Data extracted from a collection:
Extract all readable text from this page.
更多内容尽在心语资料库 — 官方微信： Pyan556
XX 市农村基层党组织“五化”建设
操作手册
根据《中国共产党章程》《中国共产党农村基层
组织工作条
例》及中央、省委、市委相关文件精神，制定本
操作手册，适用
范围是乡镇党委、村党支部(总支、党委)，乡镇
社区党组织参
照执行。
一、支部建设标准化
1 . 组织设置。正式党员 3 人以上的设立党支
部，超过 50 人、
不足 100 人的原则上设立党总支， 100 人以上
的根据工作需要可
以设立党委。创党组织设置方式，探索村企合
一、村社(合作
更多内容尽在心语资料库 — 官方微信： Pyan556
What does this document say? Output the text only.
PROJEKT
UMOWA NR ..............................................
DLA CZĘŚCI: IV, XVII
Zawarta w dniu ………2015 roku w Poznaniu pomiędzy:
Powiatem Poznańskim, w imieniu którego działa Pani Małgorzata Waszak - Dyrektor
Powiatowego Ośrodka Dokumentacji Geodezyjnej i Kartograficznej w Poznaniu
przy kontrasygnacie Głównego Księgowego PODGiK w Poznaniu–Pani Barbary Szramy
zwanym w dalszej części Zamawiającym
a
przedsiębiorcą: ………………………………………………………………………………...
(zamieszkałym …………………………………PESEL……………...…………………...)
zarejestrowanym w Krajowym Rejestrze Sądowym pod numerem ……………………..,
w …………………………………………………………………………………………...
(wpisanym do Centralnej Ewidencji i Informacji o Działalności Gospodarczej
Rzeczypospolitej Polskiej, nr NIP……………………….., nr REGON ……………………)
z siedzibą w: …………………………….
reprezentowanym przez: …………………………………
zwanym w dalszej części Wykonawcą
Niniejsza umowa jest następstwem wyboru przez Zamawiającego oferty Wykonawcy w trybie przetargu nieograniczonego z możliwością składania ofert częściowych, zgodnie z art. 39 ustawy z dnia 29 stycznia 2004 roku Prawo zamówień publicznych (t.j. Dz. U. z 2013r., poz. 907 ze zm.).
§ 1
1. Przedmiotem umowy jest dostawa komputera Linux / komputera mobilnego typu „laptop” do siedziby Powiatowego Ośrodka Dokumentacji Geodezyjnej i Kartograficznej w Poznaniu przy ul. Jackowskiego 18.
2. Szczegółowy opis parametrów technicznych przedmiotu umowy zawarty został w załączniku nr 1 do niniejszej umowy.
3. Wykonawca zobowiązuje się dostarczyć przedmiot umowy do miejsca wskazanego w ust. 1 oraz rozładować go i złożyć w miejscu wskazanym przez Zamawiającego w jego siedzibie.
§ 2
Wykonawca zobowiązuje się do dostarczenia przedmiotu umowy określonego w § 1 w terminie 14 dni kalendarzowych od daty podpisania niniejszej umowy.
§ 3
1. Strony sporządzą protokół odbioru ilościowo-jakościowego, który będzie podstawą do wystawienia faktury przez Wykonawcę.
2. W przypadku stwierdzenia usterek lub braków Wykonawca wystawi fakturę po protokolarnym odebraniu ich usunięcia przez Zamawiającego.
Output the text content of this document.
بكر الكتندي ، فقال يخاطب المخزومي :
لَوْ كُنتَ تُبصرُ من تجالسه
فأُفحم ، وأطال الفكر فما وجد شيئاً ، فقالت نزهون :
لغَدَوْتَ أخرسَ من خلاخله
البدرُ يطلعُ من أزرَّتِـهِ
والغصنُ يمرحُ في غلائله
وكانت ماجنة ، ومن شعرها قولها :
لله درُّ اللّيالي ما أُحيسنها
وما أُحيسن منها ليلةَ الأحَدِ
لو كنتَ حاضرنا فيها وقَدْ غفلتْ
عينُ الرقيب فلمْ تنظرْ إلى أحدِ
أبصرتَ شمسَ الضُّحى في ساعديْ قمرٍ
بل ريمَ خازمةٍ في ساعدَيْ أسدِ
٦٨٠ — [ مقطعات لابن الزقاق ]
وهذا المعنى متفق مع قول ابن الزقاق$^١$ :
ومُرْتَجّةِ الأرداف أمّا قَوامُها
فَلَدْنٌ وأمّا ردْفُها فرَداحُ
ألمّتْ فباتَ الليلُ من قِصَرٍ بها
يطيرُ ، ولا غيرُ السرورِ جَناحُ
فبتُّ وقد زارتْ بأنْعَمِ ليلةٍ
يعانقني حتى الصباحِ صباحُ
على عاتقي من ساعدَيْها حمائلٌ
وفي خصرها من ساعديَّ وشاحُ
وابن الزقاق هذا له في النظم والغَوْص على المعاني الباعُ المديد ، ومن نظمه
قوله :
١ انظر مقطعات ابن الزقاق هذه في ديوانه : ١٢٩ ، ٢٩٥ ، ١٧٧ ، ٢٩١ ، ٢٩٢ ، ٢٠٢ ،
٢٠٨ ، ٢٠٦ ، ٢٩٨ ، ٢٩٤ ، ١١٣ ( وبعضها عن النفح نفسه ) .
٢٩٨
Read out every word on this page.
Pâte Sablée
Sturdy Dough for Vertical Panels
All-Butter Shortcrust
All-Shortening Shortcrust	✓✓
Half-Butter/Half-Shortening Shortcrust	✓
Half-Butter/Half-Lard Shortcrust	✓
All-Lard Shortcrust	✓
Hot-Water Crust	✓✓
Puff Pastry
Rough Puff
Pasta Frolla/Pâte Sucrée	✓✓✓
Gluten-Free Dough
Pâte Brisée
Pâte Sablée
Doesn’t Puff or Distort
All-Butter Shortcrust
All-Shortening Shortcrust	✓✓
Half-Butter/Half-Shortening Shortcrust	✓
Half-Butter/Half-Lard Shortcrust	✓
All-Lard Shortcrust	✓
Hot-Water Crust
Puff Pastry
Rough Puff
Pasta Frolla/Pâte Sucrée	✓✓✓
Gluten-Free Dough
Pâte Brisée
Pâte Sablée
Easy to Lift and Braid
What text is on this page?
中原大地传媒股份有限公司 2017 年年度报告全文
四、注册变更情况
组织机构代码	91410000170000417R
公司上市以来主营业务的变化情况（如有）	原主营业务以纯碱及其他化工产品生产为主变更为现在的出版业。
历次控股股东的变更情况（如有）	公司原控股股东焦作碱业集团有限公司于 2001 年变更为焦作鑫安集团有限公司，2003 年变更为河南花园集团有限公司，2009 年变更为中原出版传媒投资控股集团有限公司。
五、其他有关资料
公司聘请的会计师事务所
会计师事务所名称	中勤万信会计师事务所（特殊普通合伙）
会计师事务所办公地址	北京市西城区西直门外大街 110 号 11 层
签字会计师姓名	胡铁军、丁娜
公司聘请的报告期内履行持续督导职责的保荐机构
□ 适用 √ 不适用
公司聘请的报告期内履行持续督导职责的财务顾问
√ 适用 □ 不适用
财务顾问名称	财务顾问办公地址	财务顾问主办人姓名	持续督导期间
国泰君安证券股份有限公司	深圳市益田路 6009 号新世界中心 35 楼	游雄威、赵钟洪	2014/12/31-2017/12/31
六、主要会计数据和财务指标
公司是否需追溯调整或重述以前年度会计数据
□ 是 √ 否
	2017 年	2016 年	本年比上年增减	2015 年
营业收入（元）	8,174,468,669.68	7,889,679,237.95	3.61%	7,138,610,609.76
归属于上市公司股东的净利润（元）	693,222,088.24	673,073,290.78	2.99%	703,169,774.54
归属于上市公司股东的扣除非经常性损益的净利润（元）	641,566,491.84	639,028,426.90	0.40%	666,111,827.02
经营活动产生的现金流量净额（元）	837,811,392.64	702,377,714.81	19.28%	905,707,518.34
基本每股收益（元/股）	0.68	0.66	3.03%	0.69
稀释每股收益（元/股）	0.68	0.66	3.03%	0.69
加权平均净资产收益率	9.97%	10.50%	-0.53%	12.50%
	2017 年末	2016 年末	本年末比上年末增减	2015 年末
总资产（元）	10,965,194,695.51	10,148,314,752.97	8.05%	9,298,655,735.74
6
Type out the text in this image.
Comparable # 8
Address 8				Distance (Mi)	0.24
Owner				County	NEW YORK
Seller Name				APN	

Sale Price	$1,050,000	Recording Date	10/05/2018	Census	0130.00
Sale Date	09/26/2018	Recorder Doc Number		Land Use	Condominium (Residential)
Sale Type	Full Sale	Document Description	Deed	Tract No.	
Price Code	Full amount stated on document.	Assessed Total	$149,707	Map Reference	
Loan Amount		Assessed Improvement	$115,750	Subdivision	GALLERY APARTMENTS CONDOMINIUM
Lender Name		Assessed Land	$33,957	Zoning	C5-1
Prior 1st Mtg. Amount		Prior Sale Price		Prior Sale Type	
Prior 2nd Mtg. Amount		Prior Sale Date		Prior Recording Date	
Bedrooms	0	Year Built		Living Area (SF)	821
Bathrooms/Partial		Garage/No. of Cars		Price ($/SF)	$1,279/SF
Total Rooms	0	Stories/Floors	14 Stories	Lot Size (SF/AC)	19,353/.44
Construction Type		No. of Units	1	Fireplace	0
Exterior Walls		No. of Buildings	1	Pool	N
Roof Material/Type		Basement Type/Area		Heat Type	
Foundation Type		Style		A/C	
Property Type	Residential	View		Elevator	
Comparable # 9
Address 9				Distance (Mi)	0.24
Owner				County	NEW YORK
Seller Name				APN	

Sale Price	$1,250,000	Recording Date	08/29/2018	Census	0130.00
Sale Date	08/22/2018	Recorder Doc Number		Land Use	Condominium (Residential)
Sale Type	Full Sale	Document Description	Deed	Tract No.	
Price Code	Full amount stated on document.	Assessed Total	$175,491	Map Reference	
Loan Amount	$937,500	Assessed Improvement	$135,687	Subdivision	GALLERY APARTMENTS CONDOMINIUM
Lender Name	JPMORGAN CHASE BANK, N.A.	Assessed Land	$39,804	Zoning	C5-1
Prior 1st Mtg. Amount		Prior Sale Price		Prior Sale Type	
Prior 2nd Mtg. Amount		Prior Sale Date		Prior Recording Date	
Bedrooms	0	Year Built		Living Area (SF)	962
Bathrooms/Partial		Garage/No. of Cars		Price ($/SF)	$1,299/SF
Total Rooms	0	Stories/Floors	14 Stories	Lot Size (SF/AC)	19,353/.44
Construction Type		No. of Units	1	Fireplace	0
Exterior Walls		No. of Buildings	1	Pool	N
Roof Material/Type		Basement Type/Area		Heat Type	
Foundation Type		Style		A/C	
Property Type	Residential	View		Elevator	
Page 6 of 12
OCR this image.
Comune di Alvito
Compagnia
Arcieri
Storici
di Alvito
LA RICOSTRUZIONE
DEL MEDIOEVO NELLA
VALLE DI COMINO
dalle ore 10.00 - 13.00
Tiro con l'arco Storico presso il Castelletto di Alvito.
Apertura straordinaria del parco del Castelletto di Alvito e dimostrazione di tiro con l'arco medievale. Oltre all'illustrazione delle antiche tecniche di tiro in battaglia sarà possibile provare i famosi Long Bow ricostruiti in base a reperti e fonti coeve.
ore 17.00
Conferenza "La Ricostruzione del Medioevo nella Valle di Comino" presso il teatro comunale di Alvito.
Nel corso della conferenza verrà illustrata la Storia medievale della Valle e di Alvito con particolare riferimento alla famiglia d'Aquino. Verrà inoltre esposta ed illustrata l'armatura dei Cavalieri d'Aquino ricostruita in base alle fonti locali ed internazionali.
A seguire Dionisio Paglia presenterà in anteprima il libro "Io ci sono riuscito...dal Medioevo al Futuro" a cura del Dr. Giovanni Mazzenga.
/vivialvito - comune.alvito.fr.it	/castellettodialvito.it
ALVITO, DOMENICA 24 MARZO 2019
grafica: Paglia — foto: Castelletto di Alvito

> TASK OBJECTIVE
In the listing, find all lines with the string "roku" and copy them.

> WRITTEN ANSWER
Zawarta w dniu ………2015 roku w Poznaniu pomiędzy:
Niniejsza umowa jest następstwem wyboru przez Zamawiającego oferty Wykonawcy w trybie przetargu nieograniczonego z możliwością składania ofert częściowych, zgodnie z art. 39 ustawy z dnia 29 stycznia 2004 roku Prawo zamówień publicznych (t.j. Dz. U. z 2013r., poz. 907 ze zm.).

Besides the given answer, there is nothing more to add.